— Begin AVAILABLE DATA —

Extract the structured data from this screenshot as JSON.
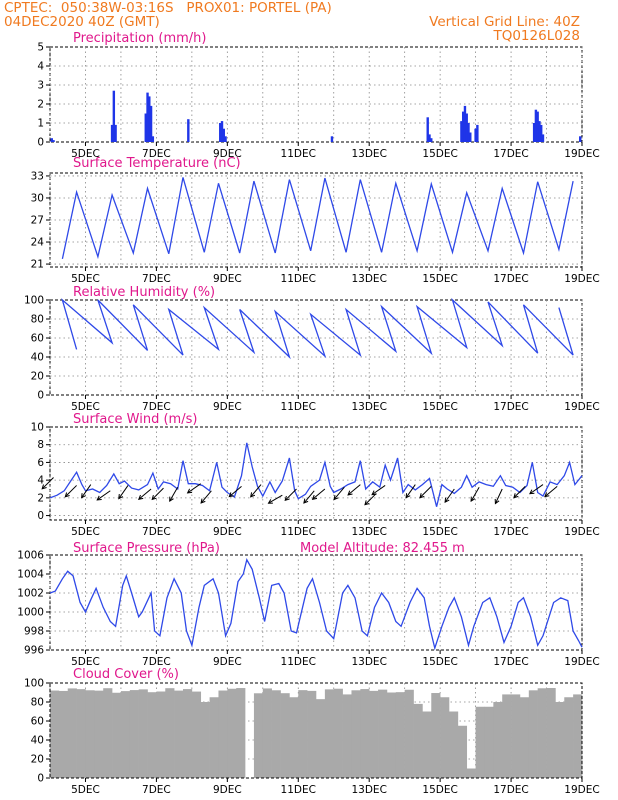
{
  "header": {
    "line1_left": "CPTEC:  050:38W-03:16S   PROX01: PORTEL (PA)",
    "line2_left": "04DEC2020 40Z (GMT)",
    "line2_right": "Vertical Grid Line: 40Z",
    "line3_right": "TQ0126L028"
  },
  "colors": {
    "header": "#f07a20",
    "title": "#e0188c",
    "line": "#2f49e8",
    "bar": "#1f35e8",
    "cloud": "#a9a9a9",
    "grid": "#888888"
  },
  "chart_data": [
    {
      "type": "bar",
      "title": "Precipitation (mm/h)",
      "xcategories": [
        "5DEC",
        "7DEC",
        "9DEC",
        "11DEC",
        "13DEC",
        "15DEC",
        "17DEC",
        "19DEC"
      ],
      "ylim": [
        0,
        5
      ],
      "yticks": [
        0,
        1,
        2,
        3,
        4,
        5
      ],
      "t_range": [
        4.0,
        19.0
      ],
      "bars": [
        [
          4.05,
          0.2
        ],
        [
          4.1,
          0.1
        ],
        [
          5.75,
          0.9
        ],
        [
          5.8,
          2.7
        ],
        [
          5.85,
          0.9
        ],
        [
          6.7,
          1.5
        ],
        [
          6.75,
          2.6
        ],
        [
          6.8,
          2.4
        ],
        [
          6.85,
          1.9
        ],
        [
          6.9,
          0.3
        ],
        [
          7.9,
          1.2
        ],
        [
          8.8,
          1.0
        ],
        [
          8.85,
          1.1
        ],
        [
          8.9,
          0.7
        ],
        [
          8.95,
          0.3
        ],
        [
          11.95,
          0.3
        ],
        [
          14.65,
          1.3
        ],
        [
          14.7,
          0.4
        ],
        [
          14.75,
          0.2
        ],
        [
          15.6,
          1.1
        ],
        [
          15.65,
          1.6
        ],
        [
          15.7,
          1.9
        ],
        [
          15.75,
          1.5
        ],
        [
          15.8,
          1.0
        ],
        [
          15.85,
          0.5
        ],
        [
          16.0,
          0.7
        ],
        [
          16.05,
          0.9
        ],
        [
          17.65,
          1.0
        ],
        [
          17.7,
          1.7
        ],
        [
          17.75,
          1.6
        ],
        [
          17.8,
          1.1
        ],
        [
          17.85,
          0.9
        ],
        [
          17.9,
          0.4
        ],
        [
          18.95,
          0.3
        ]
      ]
    },
    {
      "type": "line",
      "title": "Surface Temperature (nC)",
      "xcategories": [
        "5DEC",
        "7DEC",
        "9DEC",
        "11DEC",
        "13DEC",
        "15DEC",
        "17DEC",
        "19DEC"
      ],
      "ylim": [
        20.6,
        33.4
      ],
      "yticks": [
        21,
        24,
        27,
        30,
        33
      ],
      "t_range": [
        4.0,
        19.0
      ],
      "daily": {
        "start": 4.0,
        "mins": [
          21.7,
          22.0,
          22.5,
          22.4,
          22.6,
          22.5,
          22.5,
          22.8,
          22.6,
          22.6,
          22.8,
          22.6,
          22.8,
          22.5,
          23.0
        ],
        "maxs": [
          30.8,
          30.4,
          31.3,
          32.8,
          32.0,
          32.3,
          32.5,
          32.7,
          32.5,
          32.0,
          31.9,
          30.7,
          31.3,
          32.2,
          32.3
        ],
        "min_phase": 0.35,
        "max_phase": 0.75
      },
      "points": []
    },
    {
      "type": "line",
      "title": "Relative Humidity (%)",
      "xcategories": [
        "5DEC",
        "7DEC",
        "9DEC",
        "11DEC",
        "13DEC",
        "15DEC",
        "17DEC",
        "19DEC"
      ],
      "ylim": [
        0,
        100
      ],
      "yticks": [
        0,
        20,
        40,
        60,
        80,
        100
      ],
      "t_range": [
        4.0,
        19.0
      ],
      "daily": {
        "start": 4.0,
        "mins": [
          48,
          55,
          47,
          42,
          48,
          45,
          40,
          41,
          42,
          46,
          44,
          50,
          52,
          44,
          42
        ],
        "maxs": [
          100,
          100,
          95,
          90,
          92,
          90,
          88,
          85,
          90,
          93,
          93,
          100,
          98,
          95,
          92
        ],
        "min_phase": 0.75,
        "max_phase": 0.35
      },
      "points": []
    },
    {
      "type": "line",
      "title": "Surface Wind (m/s)",
      "xcategories": [
        "5DEC",
        "7DEC",
        "9DEC",
        "11DEC",
        "13DEC",
        "15DEC",
        "17DEC",
        "19DEC"
      ],
      "ylim": [
        -0.5,
        10
      ],
      "yticks": [
        0,
        2,
        4,
        6,
        8,
        10
      ],
      "t_range": [
        4.0,
        19.0
      ],
      "points": [
        [
          4.0,
          2.0
        ],
        [
          4.2,
          2.3
        ],
        [
          4.4,
          2.8
        ],
        [
          4.6,
          4.0
        ],
        [
          4.75,
          4.9
        ],
        [
          4.9,
          3.5
        ],
        [
          5.0,
          2.8
        ],
        [
          5.2,
          3.0
        ],
        [
          5.4,
          2.6
        ],
        [
          5.6,
          3.4
        ],
        [
          5.8,
          4.7
        ],
        [
          5.95,
          3.6
        ],
        [
          6.1,
          3.9
        ],
        [
          6.3,
          3.1
        ],
        [
          6.5,
          2.9
        ],
        [
          6.75,
          3.5
        ],
        [
          6.9,
          4.8
        ],
        [
          7.05,
          3.0
        ],
        [
          7.2,
          3.8
        ],
        [
          7.4,
          3.6
        ],
        [
          7.6,
          3.0
        ],
        [
          7.75,
          6.2
        ],
        [
          7.9,
          3.6
        ],
        [
          8.1,
          3.6
        ],
        [
          8.3,
          3.4
        ],
        [
          8.5,
          2.8
        ],
        [
          8.7,
          6.0
        ],
        [
          8.85,
          3.2
        ],
        [
          9.0,
          2.6
        ],
        [
          9.2,
          2.1
        ],
        [
          9.4,
          4.5
        ],
        [
          9.55,
          8.2
        ],
        [
          9.7,
          5.5
        ],
        [
          9.85,
          3.3
        ],
        [
          10.0,
          2.2
        ],
        [
          10.2,
          3.8
        ],
        [
          10.35,
          2.6
        ],
        [
          10.55,
          3.9
        ],
        [
          10.75,
          6.5
        ],
        [
          10.9,
          2.8
        ],
        [
          11.0,
          1.9
        ],
        [
          11.2,
          2.4
        ],
        [
          11.35,
          3.3
        ],
        [
          11.6,
          4.0
        ],
        [
          11.75,
          6.0
        ],
        [
          11.9,
          3.3
        ],
        [
          12.0,
          2.6
        ],
        [
          12.2,
          3.0
        ],
        [
          12.4,
          3.5
        ],
        [
          12.6,
          3.8
        ],
        [
          12.75,
          6.2
        ],
        [
          12.9,
          3.0
        ],
        [
          13.1,
          3.8
        ],
        [
          13.3,
          3.2
        ],
        [
          13.45,
          5.7
        ],
        [
          13.6,
          4.0
        ],
        [
          13.8,
          6.5
        ],
        [
          13.95,
          2.6
        ],
        [
          14.1,
          3.5
        ],
        [
          14.3,
          2.9
        ],
        [
          14.5,
          3.5
        ],
        [
          14.7,
          4.2
        ],
        [
          14.9,
          1.0
        ],
        [
          15.05,
          3.5
        ],
        [
          15.2,
          3.0
        ],
        [
          15.4,
          2.5
        ],
        [
          15.6,
          3.2
        ],
        [
          15.75,
          4.5
        ],
        [
          15.9,
          3.2
        ],
        [
          16.1,
          3.8
        ],
        [
          16.3,
          3.5
        ],
        [
          16.5,
          3.3
        ],
        [
          16.7,
          4.5
        ],
        [
          16.85,
          3.4
        ],
        [
          17.05,
          3.2
        ],
        [
          17.25,
          2.6
        ],
        [
          17.45,
          3.4
        ],
        [
          17.6,
          6.0
        ],
        [
          17.75,
          2.6
        ],
        [
          17.9,
          2.2
        ],
        [
          18.1,
          3.8
        ],
        [
          18.3,
          3.5
        ],
        [
          18.5,
          4.5
        ],
        [
          18.65,
          6.0
        ],
        [
          18.8,
          3.5
        ],
        [
          19.0,
          4.5
        ]
      ],
      "arrows": [
        [
          4.1,
          4.3,
          225
        ],
        [
          4.75,
          3.4,
          225
        ],
        [
          5.15,
          3.5,
          235
        ],
        [
          5.7,
          2.8,
          215
        ],
        [
          6.2,
          3.4,
          235
        ],
        [
          6.85,
          3.0,
          220
        ],
        [
          7.2,
          3.1,
          225
        ],
        [
          7.6,
          3.2,
          240
        ],
        [
          8.25,
          3.6,
          215
        ],
        [
          8.55,
          2.8,
          230
        ],
        [
          9.4,
          3.3,
          220
        ],
        [
          9.95,
          3.5,
          230
        ],
        [
          10.55,
          2.3,
          210
        ],
        [
          10.95,
          3.0,
          225
        ],
        [
          11.45,
          2.8,
          230
        ],
        [
          11.75,
          3.0,
          220
        ],
        [
          12.3,
          3.2,
          230
        ],
        [
          12.75,
          3.5,
          220
        ],
        [
          13.2,
          2.5,
          225
        ],
        [
          13.45,
          3.4,
          215
        ],
        [
          14.3,
          3.5,
          235
        ],
        [
          14.75,
          3.3,
          225
        ],
        [
          15.4,
          3.0,
          235
        ],
        [
          16.1,
          3.2,
          240
        ],
        [
          16.75,
          3.0,
          245
        ],
        [
          17.4,
          3.3,
          225
        ],
        [
          17.9,
          3.5,
          215
        ],
        [
          18.3,
          3.3,
          220
        ]
      ]
    },
    {
      "type": "line",
      "title": "Surface Pressure (hPa)",
      "annotation": "Model Altitude: 82.455 m",
      "xcategories": [
        "5DEC",
        "7DEC",
        "9DEC",
        "11DEC",
        "13DEC",
        "15DEC",
        "17DEC",
        "19DEC"
      ],
      "ylim": [
        996,
        1006
      ],
      "yticks": [
        996,
        998,
        1000,
        1002,
        1004,
        1006
      ],
      "t_range": [
        4.0,
        19.0
      ],
      "points": [
        [
          4.0,
          1002.0
        ],
        [
          4.15,
          1002.2
        ],
        [
          4.35,
          1003.5
        ],
        [
          4.5,
          1004.3
        ],
        [
          4.65,
          1003.8
        ],
        [
          4.85,
          1001.0
        ],
        [
          5.0,
          1000.0
        ],
        [
          5.15,
          1001.3
        ],
        [
          5.3,
          1002.5
        ],
        [
          5.5,
          1000.5
        ],
        [
          5.7,
          999.0
        ],
        [
          5.85,
          998.5
        ],
        [
          6.05,
          1002.8
        ],
        [
          6.15,
          1003.8
        ],
        [
          6.3,
          1002.0
        ],
        [
          6.5,
          999.5
        ],
        [
          6.6,
          1000.0
        ],
        [
          6.85,
          1002.0
        ],
        [
          6.95,
          998.0
        ],
        [
          7.1,
          997.5
        ],
        [
          7.3,
          1001.5
        ],
        [
          7.5,
          1003.5
        ],
        [
          7.7,
          1002.0
        ],
        [
          7.85,
          998.0
        ],
        [
          8.0,
          996.5
        ],
        [
          8.2,
          1000.5
        ],
        [
          8.35,
          1002.8
        ],
        [
          8.6,
          1003.5
        ],
        [
          8.75,
          1002.0
        ],
        [
          8.95,
          997.5
        ],
        [
          9.1,
          998.8
        ],
        [
          9.3,
          1003.2
        ],
        [
          9.45,
          1004.0
        ],
        [
          9.55,
          1005.5
        ],
        [
          9.7,
          1004.5
        ],
        [
          9.9,
          1001.5
        ],
        [
          10.05,
          999.0
        ],
        [
          10.25,
          1002.8
        ],
        [
          10.45,
          1003.0
        ],
        [
          10.6,
          1002.0
        ],
        [
          10.8,
          998.0
        ],
        [
          10.95,
          997.8
        ],
        [
          11.25,
          1002.5
        ],
        [
          11.4,
          1003.5
        ],
        [
          11.6,
          1001.0
        ],
        [
          11.8,
          998.0
        ],
        [
          12.0,
          997.2
        ],
        [
          12.25,
          1002.0
        ],
        [
          12.4,
          1002.8
        ],
        [
          12.6,
          1001.5
        ],
        [
          12.8,
          998.0
        ],
        [
          12.95,
          997.5
        ],
        [
          13.15,
          1000.5
        ],
        [
          13.35,
          1002.0
        ],
        [
          13.55,
          1001.0
        ],
        [
          13.75,
          999.0
        ],
        [
          13.9,
          998.5
        ],
        [
          14.15,
          1001.0
        ],
        [
          14.35,
          1002.5
        ],
        [
          14.55,
          1001.5
        ],
        [
          14.7,
          998.5
        ],
        [
          14.85,
          996.2
        ],
        [
          15.05,
          998.5
        ],
        [
          15.25,
          1000.5
        ],
        [
          15.4,
          1001.5
        ],
        [
          15.6,
          999.5
        ],
        [
          15.8,
          996.5
        ],
        [
          15.95,
          998.5
        ],
        [
          16.2,
          1001.0
        ],
        [
          16.4,
          1001.5
        ],
        [
          16.6,
          999.5
        ],
        [
          16.8,
          996.8
        ],
        [
          17.0,
          998.5
        ],
        [
          17.2,
          1001.0
        ],
        [
          17.35,
          1001.5
        ],
        [
          17.55,
          999.5
        ],
        [
          17.75,
          996.5
        ],
        [
          17.9,
          997.5
        ],
        [
          18.2,
          1001.0
        ],
        [
          18.4,
          1001.5
        ],
        [
          18.6,
          1001.2
        ],
        [
          18.75,
          998.0
        ],
        [
          18.9,
          997.0
        ],
        [
          19.0,
          996.3
        ]
      ]
    },
    {
      "type": "area",
      "title": "Cloud Cover (%)",
      "xcategories": [
        "5DEC",
        "7DEC",
        "9DEC",
        "11DEC",
        "13DEC",
        "15DEC",
        "17DEC",
        "19DEC"
      ],
      "ylim": [
        0,
        100
      ],
      "yticks": [
        0,
        20,
        40,
        60,
        80,
        100
      ],
      "t_range": [
        4.0,
        19.0
      ],
      "base_level": 95,
      "dips": [
        [
          8.25,
          80
        ],
        [
          8.4,
          85
        ],
        [
          9.55,
          0
        ],
        [
          10.65,
          85
        ],
        [
          10.85,
          88
        ],
        [
          11.4,
          85
        ],
        [
          11.6,
          83
        ],
        [
          12.3,
          88
        ],
        [
          13.5,
          90
        ],
        [
          14.15,
          78
        ],
        [
          14.4,
          70
        ],
        [
          14.6,
          72
        ],
        [
          14.95,
          85
        ],
        [
          15.25,
          70
        ],
        [
          15.4,
          55
        ],
        [
          15.55,
          60
        ],
        [
          15.7,
          10
        ],
        [
          15.85,
          55
        ],
        [
          16.1,
          75
        ],
        [
          16.55,
          80
        ],
        [
          16.9,
          88
        ],
        [
          17.3,
          85
        ],
        [
          18.2,
          80
        ],
        [
          18.55,
          85
        ],
        [
          18.85,
          88
        ]
      ]
    }
  ]
}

— End AVAILABLE DATA —

**WHAT NEEDS TO BE DONE:** Tally how many lines of the records hold the word "Surface". Answer with the number only.

**RESULT FOR THIS TASK:** 3